Task to complete: Write the records out again, precisely as they stand.

===== Stored records

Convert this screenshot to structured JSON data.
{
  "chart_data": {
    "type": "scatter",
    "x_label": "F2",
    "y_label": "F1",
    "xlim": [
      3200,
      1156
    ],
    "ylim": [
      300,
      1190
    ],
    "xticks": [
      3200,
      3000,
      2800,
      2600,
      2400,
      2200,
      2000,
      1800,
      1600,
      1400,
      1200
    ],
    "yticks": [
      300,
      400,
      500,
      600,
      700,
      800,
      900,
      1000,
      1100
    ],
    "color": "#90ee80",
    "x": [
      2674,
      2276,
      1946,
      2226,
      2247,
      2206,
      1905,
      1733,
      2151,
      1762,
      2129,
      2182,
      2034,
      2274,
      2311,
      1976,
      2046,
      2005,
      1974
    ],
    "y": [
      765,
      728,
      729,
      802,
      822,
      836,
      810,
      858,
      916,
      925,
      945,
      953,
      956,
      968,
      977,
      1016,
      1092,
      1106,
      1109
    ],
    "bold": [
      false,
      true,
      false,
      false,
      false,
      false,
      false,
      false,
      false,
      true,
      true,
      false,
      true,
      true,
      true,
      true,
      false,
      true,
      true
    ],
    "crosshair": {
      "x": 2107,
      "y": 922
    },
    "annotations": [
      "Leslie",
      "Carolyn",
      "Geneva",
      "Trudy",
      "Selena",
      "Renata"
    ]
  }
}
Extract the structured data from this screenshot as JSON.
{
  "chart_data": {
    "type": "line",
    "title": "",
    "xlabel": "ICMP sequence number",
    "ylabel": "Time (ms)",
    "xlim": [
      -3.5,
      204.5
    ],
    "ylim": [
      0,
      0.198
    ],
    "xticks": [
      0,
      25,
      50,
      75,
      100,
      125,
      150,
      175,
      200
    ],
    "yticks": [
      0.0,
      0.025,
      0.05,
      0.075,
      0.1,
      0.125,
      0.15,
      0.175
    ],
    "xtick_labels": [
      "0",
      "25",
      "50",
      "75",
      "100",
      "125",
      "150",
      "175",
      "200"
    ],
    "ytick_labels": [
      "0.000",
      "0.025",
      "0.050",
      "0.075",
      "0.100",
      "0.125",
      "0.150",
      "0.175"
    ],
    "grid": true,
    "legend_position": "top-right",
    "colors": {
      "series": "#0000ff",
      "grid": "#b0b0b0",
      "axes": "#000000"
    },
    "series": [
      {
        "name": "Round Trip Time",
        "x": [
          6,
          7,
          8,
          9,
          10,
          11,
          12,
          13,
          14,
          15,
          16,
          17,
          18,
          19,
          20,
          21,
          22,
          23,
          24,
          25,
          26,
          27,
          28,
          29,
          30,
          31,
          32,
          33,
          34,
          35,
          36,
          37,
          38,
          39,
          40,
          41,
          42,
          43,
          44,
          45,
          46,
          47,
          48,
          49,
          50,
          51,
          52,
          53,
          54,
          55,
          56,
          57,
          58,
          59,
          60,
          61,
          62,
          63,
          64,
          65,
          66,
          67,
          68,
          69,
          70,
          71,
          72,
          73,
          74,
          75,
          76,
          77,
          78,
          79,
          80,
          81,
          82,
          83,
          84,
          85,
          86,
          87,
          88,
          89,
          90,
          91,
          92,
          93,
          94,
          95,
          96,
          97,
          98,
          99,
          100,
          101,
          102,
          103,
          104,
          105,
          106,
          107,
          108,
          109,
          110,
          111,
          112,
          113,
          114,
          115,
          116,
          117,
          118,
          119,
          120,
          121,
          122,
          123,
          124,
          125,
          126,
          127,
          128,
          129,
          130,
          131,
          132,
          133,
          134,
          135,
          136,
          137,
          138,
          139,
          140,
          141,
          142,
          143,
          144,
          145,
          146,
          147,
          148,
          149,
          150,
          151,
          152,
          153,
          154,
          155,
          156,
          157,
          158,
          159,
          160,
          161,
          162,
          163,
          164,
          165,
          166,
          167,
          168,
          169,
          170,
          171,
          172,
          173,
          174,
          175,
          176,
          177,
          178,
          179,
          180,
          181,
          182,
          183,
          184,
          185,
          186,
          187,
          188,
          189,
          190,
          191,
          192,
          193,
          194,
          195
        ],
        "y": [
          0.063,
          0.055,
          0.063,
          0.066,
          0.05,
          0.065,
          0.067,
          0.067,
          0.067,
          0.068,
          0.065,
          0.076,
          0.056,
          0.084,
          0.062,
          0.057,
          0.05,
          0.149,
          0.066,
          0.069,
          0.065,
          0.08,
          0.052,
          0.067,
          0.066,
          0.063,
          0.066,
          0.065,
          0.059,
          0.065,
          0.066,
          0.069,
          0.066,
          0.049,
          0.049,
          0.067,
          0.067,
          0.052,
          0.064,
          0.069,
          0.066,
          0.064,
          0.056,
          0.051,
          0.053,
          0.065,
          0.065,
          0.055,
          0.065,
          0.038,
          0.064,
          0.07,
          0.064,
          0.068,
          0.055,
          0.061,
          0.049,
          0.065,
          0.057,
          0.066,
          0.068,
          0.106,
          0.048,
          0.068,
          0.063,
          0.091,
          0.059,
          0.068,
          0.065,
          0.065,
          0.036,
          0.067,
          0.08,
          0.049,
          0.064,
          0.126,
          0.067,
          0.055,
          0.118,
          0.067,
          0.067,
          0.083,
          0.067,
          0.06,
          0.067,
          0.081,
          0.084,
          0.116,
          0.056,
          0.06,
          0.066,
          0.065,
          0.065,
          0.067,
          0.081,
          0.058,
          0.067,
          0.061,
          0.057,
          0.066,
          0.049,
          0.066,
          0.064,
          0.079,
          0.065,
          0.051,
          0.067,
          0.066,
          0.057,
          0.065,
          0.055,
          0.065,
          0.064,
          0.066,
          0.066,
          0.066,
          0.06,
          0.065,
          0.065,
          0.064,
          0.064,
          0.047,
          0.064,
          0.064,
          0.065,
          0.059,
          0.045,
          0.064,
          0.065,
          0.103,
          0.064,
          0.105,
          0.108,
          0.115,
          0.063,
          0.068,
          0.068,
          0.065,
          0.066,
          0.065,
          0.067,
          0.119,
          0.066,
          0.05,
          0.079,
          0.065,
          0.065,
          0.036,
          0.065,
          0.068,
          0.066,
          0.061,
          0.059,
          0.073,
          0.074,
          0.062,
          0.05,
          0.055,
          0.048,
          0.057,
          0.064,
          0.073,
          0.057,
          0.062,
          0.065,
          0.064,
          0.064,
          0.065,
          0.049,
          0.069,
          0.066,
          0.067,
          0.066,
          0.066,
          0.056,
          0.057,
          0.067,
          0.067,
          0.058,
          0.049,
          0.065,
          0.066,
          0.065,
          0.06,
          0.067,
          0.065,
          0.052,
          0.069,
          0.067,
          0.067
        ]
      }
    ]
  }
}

==========

Written solution:
Convert this screenshot to structured JSON data.
{
  "chart_data": {
    "type": "scatter",
    "x_label": "F2",
    "y_label": "F1",
    "xlim": [
      3200,
      1156
    ],
    "ylim": [
      300,
      1190
    ],
    "xticks": [
      3200,
      3000,
      2800,
      2600,
      2400,
      2200,
      2000,
      1800,
      1600,
      1400,
      1200
    ],
    "yticks": [
      300,
      400,
      500,
      600,
      700,
      800,
      900,
      1000,
      1100
    ],
    "color": "#90ee80",
    "x": [
      2674,
      2276,
      1946,
      2226,
      2247,
      2206,
      1905,
      1733,
      2151,
      1762,
      2129,
      2182,
      2034,
      2274,
      2311,
      1976,
      2046,
      2005,
      1974
    ],
    "y": [
      765,
      728,
      729,
      802,
      822,
      836,
      810,
      858,
      916,
      925,
      945,
      953,
      956,
      968,
      977,
      1016,
      1092,
      1106,
      1109
    ],
    "bold": [
      false,
      true,
      false,
      false,
      false,
      false,
      false,
      false,
      false,
      true,
      true,
      false,
      true,
      true,
      true,
      true,
      false,
      true,
      true
    ],
    "crosshair": {
      "x": 2107,
      "y": 922
    },
    "annotations": [
      "Leslie",
      "Carolyn",
      "Geneva",
      "Trudy",
      "Selena",
      "Renata"
    ]
  }
}
Extract the structured data from this screenshot as JSON.
{
  "chart_data": {
    "type": "line",
    "title": "",
    "xlabel": "ICMP sequence number",
    "ylabel": "Time (ms)",
    "xlim": [
      -3.5,
      204.5
    ],
    "ylim": [
      0,
      0.198
    ],
    "xticks": [
      0,
      25,
      50,
      75,
      100,
      125,
      150,
      175,
      200
    ],
    "yticks": [
      0.0,
      0.025,
      0.05,
      0.075,
      0.1,
      0.125,
      0.15,
      0.175
    ],
    "xtick_labels": [
      "0",
      "25",
      "50",
      "75",
      "100",
      "125",
      "150",
      "175",
      "200"
    ],
    "ytick_labels": [
      "0.000",
      "0.025",
      "0.050",
      "0.075",
      "0.100",
      "0.125",
      "0.150",
      "0.175"
    ],
    "grid": true,
    "legend_position": "top-right",
    "colors": {
      "series": "#0000ff",
      "grid": "#b0b0b0",
      "axes": "#000000"
    },
    "series": [
      {
        "name": "Round Trip Time",
        "x": [
          6,
          7,
          8,
          9,
          10,
          11,
          12,
          13,
          14,
          15,
          16,
          17,
          18,
          19,
          20,
          21,
          22,
          23,
          24,
          25,
          26,
          27,
          28,
          29,
          30,
          31,
          32,
          33,
          34,
          35,
          36,
          37,
          38,
          39,
          40,
          41,
          42,
          43,
          44,
          45,
          46,
          47,
          48,
          49,
          50,
          51,
          52,
          53,
          54,
          55,
          56,
          57,
          58,
          59,
          60,
          61,
          62,
          63,
          64,
          65,
          66,
          67,
          68,
          69,
          70,
          71,
          72,
          73,
          74,
          75,
          76,
          77,
          78,
          79,
          80,
          81,
          82,
          83,
          84,
          85,
          86,
          87,
          88,
          89,
          90,
          91,
          92,
          93,
          94,
          95,
          96,
          97,
          98,
          99,
          100,
          101,
          102,
          103,
          104,
          105,
          106,
          107,
          108,
          109,
          110,
          111,
          112,
          113,
          114,
          115,
          116,
          117,
          118,
          119,
          120,
          121,
          122,
          123,
          124,
          125,
          126,
          127,
          128,
          129,
          130,
          131,
          132,
          133,
          134,
          135,
          136,
          137,
          138,
          139,
          140,
          141,
          142,
          143,
          144,
          145,
          146,
          147,
          148,
          149,
          150,
          151,
          152,
          153,
          154,
          155,
          156,
          157,
          158,
          159,
          160,
          161,
          162,
          163,
          164,
          165,
          166,
          167,
          168,
          169,
          170,
          171,
          172,
          173,
          174,
          175,
          176,
          177,
          178,
          179,
          180,
          181,
          182,
          183,
          184,
          185,
          186,
          187,
          188,
          189,
          190,
          191,
          192,
          193,
          194,
          195
        ],
        "y": [
          0.063,
          0.055,
          0.063,
          0.066,
          0.05,
          0.065,
          0.067,
          0.067,
          0.067,
          0.068,
          0.065,
          0.076,
          0.056,
          0.084,
          0.062,
          0.057,
          0.05,
          0.149,
          0.066,
          0.069,
          0.065,
          0.08,
          0.052,
          0.067,
          0.066,
          0.063,
          0.066,
          0.065,
          0.059,
          0.065,
          0.066,
          0.069,
          0.066,
          0.049,
          0.049,
          0.067,
          0.067,
          0.052,
          0.064,
          0.069,
          0.066,
          0.064,
          0.056,
          0.051,
          0.053,
          0.065,
          0.065,
          0.055,
          0.065,
          0.038,
          0.064,
          0.07,
          0.064,
          0.068,
          0.055,
          0.061,
          0.049,
          0.065,
          0.057,
          0.066,
          0.068,
          0.106,
          0.048,
          0.068,
          0.063,
          0.091,
          0.059,
          0.068,
          0.065,
          0.065,
          0.036,
          0.067,
          0.08,
          0.049,
          0.064,
          0.126,
          0.067,
          0.055,
          0.118,
          0.067,
          0.067,
          0.083,
          0.067,
          0.06,
          0.067,
          0.081,
          0.084,
          0.116,
          0.056,
          0.06,
          0.066,
          0.065,
          0.065,
          0.067,
          0.081,
          0.058,
          0.067,
          0.061,
          0.057,
          0.066,
          0.049,
          0.066,
          0.064,
          0.079,
          0.065,
          0.051,
          0.067,
          0.066,
          0.057,
          0.065,
          0.055,
          0.065,
          0.064,
          0.066,
          0.066,
          0.066,
          0.06,
          0.065,
          0.065,
          0.064,
          0.064,
          0.047,
          0.064,
          0.064,
          0.065,
          0.059,
          0.045,
          0.064,
          0.065,
          0.103,
          0.064,
          0.105,
          0.108,
          0.115,
          0.063,
          0.068,
          0.068,
          0.065,
          0.066,
          0.065,
          0.067,
          0.119,
          0.066,
          0.05,
          0.079,
          0.065,
          0.065,
          0.036,
          0.065,
          0.068,
          0.066,
          0.061,
          0.059,
          0.073,
          0.074,
          0.062,
          0.05,
          0.055,
          0.048,
          0.057,
          0.064,
          0.073,
          0.057,
          0.062,
          0.065,
          0.064,
          0.064,
          0.065,
          0.049,
          0.069,
          0.066,
          0.067,
          0.066,
          0.066,
          0.056,
          0.057,
          0.067,
          0.067,
          0.058,
          0.049,
          0.065,
          0.066,
          0.065,
          0.06,
          0.067,
          0.065,
          0.052,
          0.069,
          0.067,
          0.067
        ]
      }
    ]
  }
}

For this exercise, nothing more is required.